*DESCRIPTION OF THE TASK*.
Go through the listing beneath this task and return every line that carries the string "title".
-- begin SUPPLIED RECORDS --
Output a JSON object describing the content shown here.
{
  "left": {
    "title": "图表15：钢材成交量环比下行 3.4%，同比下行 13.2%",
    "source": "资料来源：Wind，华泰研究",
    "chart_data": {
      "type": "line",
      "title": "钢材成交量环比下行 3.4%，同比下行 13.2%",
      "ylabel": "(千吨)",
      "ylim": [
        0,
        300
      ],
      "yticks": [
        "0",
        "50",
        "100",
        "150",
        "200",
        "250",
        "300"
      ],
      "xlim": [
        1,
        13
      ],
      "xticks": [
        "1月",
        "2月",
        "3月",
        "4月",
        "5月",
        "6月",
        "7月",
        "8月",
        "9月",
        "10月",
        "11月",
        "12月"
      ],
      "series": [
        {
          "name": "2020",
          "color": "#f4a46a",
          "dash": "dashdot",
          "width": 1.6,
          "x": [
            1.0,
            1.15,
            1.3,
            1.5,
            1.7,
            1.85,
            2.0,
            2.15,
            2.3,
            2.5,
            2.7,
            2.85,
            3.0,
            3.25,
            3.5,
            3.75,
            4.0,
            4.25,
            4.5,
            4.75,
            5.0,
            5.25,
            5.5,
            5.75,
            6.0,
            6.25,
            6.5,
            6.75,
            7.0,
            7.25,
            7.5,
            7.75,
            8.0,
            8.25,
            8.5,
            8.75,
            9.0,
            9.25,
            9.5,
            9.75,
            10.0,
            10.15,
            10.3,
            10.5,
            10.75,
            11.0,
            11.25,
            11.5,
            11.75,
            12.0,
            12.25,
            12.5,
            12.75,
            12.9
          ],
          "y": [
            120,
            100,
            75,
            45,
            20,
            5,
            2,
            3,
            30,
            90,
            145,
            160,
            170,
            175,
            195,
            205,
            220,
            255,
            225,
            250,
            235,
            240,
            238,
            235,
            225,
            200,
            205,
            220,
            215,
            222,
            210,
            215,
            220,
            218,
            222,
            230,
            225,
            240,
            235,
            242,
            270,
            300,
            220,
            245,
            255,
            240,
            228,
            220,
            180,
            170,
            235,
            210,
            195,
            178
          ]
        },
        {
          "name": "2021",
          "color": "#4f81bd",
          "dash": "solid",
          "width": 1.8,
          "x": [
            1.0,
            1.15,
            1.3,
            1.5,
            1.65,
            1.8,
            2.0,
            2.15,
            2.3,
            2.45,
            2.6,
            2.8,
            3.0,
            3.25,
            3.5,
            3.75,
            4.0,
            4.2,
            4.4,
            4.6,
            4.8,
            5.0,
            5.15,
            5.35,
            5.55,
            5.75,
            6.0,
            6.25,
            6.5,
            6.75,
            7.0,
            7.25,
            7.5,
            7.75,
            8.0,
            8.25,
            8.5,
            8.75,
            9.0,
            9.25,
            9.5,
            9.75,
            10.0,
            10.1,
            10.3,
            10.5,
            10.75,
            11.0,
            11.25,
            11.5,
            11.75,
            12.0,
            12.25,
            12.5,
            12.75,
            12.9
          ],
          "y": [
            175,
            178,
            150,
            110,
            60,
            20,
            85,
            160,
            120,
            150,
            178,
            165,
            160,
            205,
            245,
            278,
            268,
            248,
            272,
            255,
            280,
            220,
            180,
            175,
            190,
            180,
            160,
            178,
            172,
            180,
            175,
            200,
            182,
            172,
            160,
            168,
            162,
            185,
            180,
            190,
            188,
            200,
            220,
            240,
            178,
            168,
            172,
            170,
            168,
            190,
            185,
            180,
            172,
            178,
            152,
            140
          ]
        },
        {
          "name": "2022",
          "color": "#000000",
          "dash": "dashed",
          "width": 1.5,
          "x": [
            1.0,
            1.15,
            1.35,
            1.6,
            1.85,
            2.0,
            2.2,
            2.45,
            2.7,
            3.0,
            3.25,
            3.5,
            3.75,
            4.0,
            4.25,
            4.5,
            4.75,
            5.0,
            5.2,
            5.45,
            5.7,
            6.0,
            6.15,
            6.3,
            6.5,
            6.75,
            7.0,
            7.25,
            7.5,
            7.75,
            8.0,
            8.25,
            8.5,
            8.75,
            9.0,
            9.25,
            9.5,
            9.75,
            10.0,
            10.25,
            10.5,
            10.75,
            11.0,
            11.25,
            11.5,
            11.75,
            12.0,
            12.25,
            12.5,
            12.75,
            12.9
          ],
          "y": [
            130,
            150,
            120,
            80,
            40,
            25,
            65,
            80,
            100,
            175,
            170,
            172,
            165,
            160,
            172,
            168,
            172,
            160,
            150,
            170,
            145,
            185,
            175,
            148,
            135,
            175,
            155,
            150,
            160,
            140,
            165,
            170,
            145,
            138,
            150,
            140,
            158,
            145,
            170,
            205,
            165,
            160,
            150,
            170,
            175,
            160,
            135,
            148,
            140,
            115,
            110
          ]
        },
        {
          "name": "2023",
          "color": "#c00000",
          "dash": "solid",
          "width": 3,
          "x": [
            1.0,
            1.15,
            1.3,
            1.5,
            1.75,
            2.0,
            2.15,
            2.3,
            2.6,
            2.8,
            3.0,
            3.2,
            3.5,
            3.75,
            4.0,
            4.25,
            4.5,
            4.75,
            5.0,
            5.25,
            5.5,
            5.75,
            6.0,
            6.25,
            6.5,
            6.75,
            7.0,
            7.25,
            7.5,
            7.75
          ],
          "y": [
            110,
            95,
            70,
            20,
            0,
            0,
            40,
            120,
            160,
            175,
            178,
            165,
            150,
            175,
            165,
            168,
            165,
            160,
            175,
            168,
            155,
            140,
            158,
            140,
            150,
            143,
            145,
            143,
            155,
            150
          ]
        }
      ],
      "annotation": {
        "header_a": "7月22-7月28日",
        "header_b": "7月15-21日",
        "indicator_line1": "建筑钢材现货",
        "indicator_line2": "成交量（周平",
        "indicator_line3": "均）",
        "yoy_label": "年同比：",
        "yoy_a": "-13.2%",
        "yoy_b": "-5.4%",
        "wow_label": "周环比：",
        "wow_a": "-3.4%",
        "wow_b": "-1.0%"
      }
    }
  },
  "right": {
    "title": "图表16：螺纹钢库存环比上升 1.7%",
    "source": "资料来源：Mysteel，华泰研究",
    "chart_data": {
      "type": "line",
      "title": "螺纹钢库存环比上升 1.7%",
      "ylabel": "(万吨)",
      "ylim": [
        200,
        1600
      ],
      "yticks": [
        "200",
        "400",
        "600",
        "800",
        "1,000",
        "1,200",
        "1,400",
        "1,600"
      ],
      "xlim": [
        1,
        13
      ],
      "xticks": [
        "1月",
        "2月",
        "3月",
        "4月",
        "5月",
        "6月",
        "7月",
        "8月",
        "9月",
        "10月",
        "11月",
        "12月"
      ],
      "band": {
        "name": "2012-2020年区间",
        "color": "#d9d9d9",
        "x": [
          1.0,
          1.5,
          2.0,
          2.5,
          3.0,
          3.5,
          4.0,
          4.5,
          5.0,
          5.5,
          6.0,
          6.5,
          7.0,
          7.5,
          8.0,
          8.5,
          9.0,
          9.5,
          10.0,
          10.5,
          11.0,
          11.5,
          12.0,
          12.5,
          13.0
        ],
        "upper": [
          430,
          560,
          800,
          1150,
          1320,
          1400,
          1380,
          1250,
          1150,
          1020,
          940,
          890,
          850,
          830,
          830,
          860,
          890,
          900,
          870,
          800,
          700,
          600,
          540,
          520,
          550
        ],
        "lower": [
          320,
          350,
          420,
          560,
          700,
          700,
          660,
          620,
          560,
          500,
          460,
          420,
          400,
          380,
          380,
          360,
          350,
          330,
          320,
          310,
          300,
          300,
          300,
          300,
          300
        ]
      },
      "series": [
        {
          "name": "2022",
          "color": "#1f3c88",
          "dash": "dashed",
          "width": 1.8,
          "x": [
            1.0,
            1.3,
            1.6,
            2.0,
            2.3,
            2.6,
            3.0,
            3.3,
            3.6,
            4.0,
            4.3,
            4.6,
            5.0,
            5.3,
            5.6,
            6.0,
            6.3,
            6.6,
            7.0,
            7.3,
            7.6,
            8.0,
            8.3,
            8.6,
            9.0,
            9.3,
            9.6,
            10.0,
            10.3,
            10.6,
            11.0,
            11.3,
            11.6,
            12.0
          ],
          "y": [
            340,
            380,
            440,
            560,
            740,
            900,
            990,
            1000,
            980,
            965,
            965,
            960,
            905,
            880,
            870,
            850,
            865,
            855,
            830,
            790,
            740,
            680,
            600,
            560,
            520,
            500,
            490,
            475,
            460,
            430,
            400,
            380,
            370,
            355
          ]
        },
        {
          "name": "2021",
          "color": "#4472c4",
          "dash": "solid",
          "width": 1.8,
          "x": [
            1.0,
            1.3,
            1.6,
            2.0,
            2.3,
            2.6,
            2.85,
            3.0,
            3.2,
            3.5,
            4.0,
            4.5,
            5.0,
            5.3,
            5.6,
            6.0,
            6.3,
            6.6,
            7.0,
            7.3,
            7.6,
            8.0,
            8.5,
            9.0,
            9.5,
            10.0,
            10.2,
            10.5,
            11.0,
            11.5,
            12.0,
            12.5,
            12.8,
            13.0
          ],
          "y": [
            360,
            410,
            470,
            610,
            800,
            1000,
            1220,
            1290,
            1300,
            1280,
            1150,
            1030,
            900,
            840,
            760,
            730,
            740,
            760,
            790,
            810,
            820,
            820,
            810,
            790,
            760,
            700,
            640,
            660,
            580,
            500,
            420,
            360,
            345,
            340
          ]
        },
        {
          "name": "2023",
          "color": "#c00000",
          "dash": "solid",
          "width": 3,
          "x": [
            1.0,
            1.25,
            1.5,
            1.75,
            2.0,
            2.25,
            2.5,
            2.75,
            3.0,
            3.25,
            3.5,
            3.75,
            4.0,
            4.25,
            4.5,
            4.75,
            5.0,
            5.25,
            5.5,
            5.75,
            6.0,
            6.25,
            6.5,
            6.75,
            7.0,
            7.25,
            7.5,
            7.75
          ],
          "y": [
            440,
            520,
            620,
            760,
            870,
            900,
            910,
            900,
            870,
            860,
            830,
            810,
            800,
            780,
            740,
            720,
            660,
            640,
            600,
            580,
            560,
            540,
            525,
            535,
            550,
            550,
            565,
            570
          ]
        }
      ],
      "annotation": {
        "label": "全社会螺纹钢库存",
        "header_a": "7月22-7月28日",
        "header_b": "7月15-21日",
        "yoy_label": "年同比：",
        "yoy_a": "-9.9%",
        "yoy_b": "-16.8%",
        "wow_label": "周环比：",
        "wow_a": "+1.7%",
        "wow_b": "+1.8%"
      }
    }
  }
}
-- end SUPPLIED RECORDS --
*REPLY*.
    "title": "图表15：钢材成交量环比下行 3.4%，同比下行 13.2%",
      "title": "钢材成交量环比下行 3.4%，同比下行 13.2%",
    "title": "图表16：螺纹钢库存环比上升 1.7%",
      "title": "螺纹钢库存环比上升 1.7%",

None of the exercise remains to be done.